Track down each line that has the word "misligholdes" and copy it.

BEGIN Supplied information

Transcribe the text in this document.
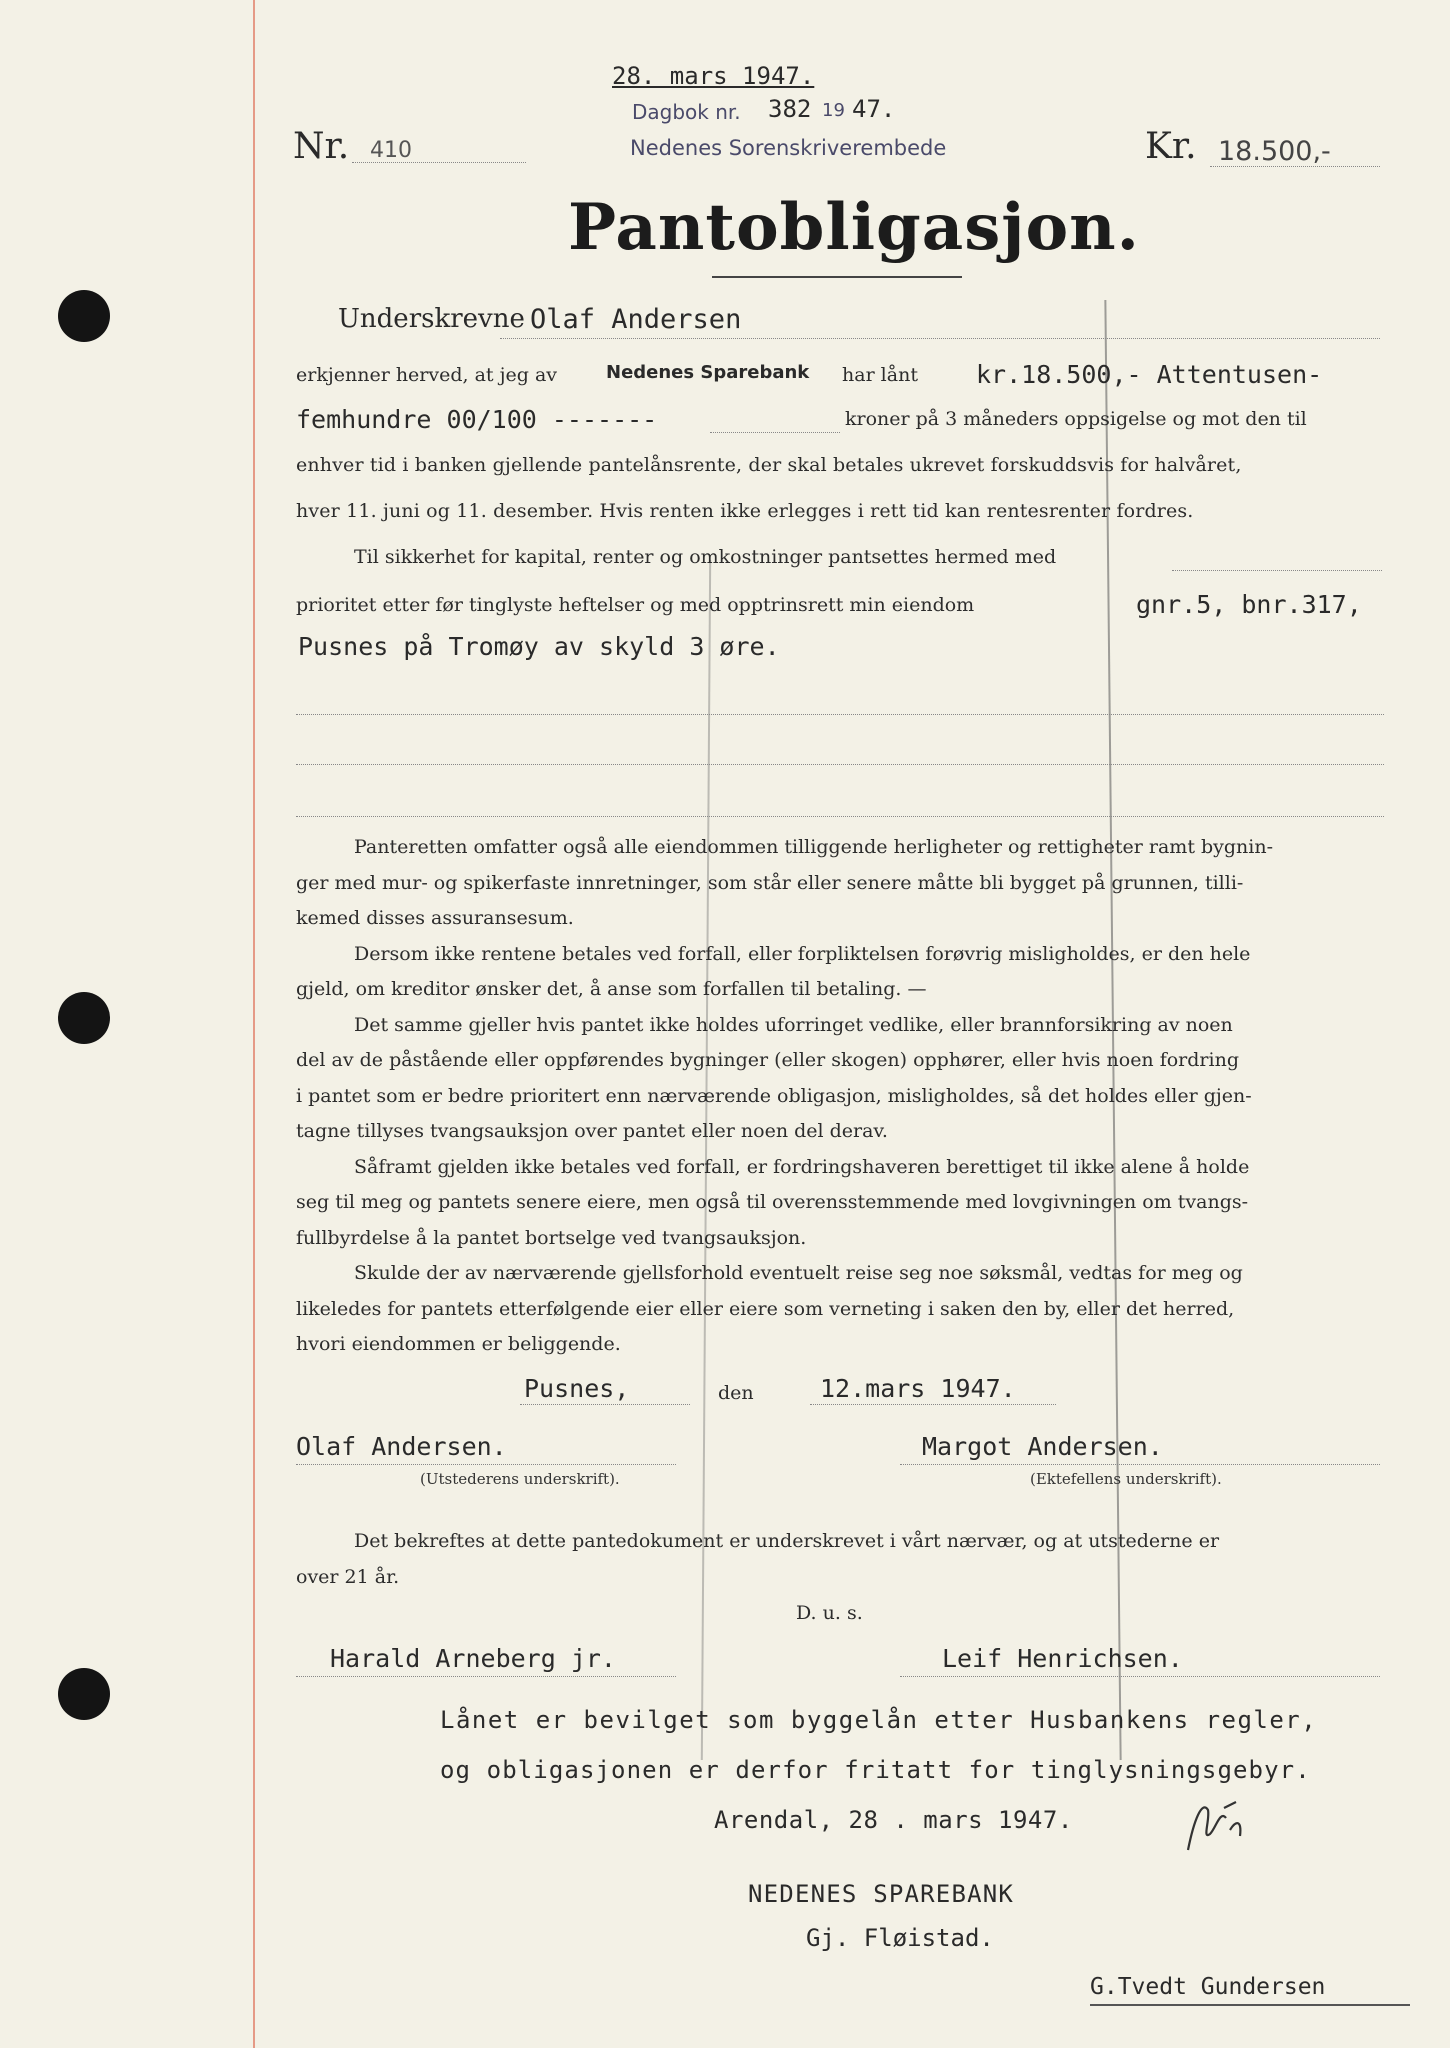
28. mars 1947.
Dagbok nr. 382 19 47.
Nedenes Sorenskriverembede
Nr. 410	Kr. 18.500,-
Pantobligasjon.
Underskrevne Olaf Andersen
erkjenner herved, at jeg av	Nedenes Sparebank har lånt kr.18.500,- Attentusen-
femhundre 00/100 -------	kroner på 3 måneders oppsigelse og mot den til
enhver tid i banken gjellende pantelånsrente, der skal betales ukrevet forskuddsvis for halvåret,
hver 11. juni og 11. desember. Hvis renten ikke erlegges i rett tid kan rentesrenter fordres.
Til sikkerhet for kapital, renter og omkostninger pantsettes hermed med
prioritet etter før tinglyste heftelser og med opptrinsrett min eiendom	gnr.5, bnr.317,
Pusnes på Tromøy av skyld 3 øre.
Panteretten omfatter også alle eiendommen tilliggende herligheter og rettigheter ramt bygnin-
ger med mur- og spikerfaste innretninger, som står eller senere måtte bli bygget på grunnen, tilli-
kemed disses assuransesum.
Dersom ikke rentene betales ved forfall, eller forpliktelsen forøvrig misligholdes, er den hele
gjeld, om kreditor ønsker det, å anse som forfallen til betaling. —
Det samme gjeller hvis pantet ikke holdes uforringet vedlike, eller brannforsikring av noen
del av de påstående eller oppførendes bygninger (eller skogen) opphører, eller hvis noen fordring
i pantet som er bedre prioritert enn nærværende obligasjon, misligholdes, så det holdes eller gjen-
tagne tillyses tvangsauksjon over pantet eller noen del derav.
Såframt gjelden ikke betales ved forfall, er fordringshaveren berettiget til ikke alene å holde
seg til meg og pantets senere eiere, men også til overensstemmende med lovgivningen om tvangs-
fullbyrdelse å la pantet bortselge ved tvangsauksjon.
Skulde der av nærværende gjellsforhold eventuelt reise seg noe søksmål, vedtas for meg og
likeledes for pantets etterfølgende eier eller eiere som verneting i saken den by, eller det herred,
hvori eiendommen er beliggende.
Pusnes,	den	12.mars 1947.
Olaf Andersen.
(Utstederens underskrift).
Margot Andersen.
(Ektefellens underskrift).
Det bekreftes at dette pantedokument er underskrevet i vårt nærvær, og at utstederne er
over 21 år.
D. u. s.
Harald Arneberg jr.	Leif Henrichsen.
Lånet er bevilget som byggelån etter Husbankens regler,
og obligasjonen er derfor fritatt for tinglysningsgebyr.
Arendal, 28 . mars 1947.
NEDENES SPAREBANK
Gj. Fløistad.
G.Tvedt Gundersen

END Supplied information

Task response
Dersom ikke rentene betales ved forfall, eller forpliktelsen forøvrig misligholdes, er den hele
i pantet som er bedre prioritert enn nærværende obligasjon, misligholdes, så det holdes eller gjen-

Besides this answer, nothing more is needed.